**Provided material**.
____________________

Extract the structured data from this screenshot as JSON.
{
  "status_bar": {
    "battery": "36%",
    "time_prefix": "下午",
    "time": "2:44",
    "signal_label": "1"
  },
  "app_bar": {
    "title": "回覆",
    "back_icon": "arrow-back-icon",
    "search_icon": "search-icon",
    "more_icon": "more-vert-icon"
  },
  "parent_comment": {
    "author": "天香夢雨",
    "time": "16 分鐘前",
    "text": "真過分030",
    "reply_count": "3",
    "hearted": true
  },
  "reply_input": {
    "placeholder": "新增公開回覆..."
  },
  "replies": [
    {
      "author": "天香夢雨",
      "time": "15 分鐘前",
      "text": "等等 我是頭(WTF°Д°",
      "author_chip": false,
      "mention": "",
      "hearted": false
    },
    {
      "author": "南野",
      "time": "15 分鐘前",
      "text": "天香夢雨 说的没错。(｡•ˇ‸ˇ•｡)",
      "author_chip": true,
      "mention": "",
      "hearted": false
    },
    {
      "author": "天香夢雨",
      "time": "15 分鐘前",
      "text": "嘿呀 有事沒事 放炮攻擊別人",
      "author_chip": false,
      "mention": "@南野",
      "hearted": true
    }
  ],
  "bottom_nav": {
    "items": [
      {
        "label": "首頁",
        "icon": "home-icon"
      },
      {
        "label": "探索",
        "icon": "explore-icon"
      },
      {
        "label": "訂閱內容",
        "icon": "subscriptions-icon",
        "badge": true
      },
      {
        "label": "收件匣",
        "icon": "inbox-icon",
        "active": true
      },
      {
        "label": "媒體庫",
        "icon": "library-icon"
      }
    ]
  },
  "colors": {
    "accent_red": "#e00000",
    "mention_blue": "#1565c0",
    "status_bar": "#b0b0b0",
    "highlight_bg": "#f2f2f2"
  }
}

____________________

**What the task asks**.
Determine the number of lines in the listing that contain the string "true". Write that number and nothing else.

**Output of the exercise**.
5